> **OBJECTIVE**
Determine how many lines contain the string "hundred", then reply with that figure only.

══ RECORDS FOR THIS EXERCISE

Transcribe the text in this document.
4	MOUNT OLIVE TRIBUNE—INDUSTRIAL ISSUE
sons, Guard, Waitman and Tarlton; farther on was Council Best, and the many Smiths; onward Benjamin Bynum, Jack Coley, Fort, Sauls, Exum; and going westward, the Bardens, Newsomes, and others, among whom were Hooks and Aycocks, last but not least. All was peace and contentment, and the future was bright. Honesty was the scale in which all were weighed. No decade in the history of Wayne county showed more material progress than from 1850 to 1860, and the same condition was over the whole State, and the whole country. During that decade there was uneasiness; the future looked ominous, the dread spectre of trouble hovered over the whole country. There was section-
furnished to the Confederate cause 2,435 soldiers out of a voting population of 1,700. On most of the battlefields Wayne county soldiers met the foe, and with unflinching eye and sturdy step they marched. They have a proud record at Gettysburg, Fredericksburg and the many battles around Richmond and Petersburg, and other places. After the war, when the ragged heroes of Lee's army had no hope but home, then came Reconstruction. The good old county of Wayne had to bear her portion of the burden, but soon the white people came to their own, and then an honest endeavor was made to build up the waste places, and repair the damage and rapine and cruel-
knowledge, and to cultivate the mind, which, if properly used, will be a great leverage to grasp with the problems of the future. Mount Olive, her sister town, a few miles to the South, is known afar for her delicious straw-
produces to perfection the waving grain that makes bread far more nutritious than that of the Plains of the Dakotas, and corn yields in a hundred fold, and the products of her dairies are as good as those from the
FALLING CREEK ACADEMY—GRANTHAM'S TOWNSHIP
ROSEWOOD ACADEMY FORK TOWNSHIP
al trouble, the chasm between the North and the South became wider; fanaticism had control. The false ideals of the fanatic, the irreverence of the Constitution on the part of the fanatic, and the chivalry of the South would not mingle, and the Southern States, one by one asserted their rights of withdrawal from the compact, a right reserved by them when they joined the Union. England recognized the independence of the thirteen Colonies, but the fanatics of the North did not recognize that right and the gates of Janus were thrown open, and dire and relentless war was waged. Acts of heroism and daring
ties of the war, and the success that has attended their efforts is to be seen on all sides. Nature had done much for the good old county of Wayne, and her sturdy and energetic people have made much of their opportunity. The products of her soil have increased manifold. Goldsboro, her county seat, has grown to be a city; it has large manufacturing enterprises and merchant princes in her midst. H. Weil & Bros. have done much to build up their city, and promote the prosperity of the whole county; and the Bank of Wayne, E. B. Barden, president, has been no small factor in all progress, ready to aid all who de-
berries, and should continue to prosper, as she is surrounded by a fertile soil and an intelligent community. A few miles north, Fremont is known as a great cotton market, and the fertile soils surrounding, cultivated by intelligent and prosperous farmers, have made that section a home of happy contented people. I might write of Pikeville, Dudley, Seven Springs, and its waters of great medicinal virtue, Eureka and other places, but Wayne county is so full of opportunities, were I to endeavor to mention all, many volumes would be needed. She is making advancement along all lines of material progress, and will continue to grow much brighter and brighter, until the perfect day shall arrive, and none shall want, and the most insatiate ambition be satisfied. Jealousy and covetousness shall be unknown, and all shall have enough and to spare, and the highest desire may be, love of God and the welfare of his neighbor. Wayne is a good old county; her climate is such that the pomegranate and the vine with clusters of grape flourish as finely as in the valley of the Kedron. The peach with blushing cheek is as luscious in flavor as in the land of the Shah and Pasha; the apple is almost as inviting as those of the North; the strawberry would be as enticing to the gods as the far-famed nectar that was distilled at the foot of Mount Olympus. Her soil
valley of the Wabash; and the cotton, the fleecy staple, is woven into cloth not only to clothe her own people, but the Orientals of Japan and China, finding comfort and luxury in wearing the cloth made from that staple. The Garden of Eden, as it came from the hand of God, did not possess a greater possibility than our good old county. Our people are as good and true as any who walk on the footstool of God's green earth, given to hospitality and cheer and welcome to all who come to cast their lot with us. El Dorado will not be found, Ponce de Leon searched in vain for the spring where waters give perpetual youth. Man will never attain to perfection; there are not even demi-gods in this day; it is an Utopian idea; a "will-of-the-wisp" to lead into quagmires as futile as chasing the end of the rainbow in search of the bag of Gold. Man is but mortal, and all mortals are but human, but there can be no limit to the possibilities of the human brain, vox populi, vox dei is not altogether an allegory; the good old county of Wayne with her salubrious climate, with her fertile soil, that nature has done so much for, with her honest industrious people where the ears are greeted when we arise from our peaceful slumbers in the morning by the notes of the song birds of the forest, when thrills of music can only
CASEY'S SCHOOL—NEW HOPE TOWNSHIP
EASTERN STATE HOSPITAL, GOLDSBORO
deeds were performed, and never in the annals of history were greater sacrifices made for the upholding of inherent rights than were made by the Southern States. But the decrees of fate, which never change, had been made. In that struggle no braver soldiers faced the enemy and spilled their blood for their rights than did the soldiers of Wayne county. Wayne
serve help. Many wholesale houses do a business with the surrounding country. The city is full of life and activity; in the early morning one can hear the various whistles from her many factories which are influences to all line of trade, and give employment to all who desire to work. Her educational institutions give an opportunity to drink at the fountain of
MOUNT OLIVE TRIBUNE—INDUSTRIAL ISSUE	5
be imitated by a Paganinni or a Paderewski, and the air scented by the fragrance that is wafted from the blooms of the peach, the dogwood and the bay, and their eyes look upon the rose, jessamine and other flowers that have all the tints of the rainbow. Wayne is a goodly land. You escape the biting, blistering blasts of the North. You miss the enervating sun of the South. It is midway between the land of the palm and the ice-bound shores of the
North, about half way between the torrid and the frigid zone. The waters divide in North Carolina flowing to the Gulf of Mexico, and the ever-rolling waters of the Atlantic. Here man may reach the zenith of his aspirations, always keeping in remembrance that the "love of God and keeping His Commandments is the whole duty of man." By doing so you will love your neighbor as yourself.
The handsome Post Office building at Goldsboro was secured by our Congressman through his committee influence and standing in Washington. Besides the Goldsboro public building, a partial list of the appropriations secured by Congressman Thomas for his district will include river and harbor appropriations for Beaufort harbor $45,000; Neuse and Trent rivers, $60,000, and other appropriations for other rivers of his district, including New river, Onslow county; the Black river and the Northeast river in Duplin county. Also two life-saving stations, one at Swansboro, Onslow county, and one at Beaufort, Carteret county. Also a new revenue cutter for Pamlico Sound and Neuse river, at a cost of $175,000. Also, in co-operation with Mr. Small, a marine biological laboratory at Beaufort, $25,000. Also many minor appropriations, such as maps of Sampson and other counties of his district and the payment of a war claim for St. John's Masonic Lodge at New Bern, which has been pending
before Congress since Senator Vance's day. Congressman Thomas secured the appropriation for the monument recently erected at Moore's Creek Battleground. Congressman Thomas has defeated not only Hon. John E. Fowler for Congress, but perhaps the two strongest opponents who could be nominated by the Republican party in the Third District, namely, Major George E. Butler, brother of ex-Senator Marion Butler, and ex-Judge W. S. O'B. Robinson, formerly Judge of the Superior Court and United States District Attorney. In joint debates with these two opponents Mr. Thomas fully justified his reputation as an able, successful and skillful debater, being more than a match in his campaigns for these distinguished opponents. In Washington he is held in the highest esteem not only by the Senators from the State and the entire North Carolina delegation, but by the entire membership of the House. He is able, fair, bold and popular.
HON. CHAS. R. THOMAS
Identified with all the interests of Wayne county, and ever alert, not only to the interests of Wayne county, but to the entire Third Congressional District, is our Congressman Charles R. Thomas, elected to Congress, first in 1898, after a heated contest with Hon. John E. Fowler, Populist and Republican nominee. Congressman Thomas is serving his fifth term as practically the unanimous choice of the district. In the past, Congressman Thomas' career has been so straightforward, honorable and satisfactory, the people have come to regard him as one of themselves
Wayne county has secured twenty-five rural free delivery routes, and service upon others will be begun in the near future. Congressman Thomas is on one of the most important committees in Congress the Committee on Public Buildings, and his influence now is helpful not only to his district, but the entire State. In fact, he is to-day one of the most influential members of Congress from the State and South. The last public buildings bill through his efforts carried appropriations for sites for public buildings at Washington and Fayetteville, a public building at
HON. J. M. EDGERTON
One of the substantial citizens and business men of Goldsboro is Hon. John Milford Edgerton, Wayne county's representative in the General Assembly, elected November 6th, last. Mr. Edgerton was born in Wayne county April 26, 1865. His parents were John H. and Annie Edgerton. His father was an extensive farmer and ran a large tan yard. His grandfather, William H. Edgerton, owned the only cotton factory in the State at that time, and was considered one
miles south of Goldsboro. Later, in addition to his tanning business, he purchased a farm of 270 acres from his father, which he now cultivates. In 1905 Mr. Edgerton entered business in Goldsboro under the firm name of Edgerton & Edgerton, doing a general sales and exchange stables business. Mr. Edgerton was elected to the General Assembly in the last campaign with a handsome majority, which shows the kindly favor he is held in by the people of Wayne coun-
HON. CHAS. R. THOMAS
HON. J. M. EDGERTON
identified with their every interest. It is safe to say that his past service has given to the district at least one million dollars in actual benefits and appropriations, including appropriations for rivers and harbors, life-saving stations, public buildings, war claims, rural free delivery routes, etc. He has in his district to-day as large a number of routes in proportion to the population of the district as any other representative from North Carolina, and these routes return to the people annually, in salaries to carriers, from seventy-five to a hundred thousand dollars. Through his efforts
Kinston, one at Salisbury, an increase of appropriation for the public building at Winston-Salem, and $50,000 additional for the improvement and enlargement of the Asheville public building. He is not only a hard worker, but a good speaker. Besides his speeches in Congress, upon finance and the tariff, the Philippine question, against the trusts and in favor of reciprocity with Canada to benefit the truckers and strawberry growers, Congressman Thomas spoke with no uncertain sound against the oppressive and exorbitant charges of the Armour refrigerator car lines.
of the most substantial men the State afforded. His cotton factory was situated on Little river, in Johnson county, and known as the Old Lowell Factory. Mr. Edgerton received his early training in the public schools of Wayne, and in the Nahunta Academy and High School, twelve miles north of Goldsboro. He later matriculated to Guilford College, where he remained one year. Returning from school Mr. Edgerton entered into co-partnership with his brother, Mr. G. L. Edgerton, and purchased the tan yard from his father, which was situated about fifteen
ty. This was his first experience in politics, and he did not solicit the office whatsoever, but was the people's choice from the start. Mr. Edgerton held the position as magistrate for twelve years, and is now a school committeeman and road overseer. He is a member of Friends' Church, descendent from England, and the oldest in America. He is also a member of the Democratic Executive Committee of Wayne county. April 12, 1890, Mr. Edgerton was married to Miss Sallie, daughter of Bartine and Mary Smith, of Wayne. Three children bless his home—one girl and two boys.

════

> **FULL OUTPUT**
2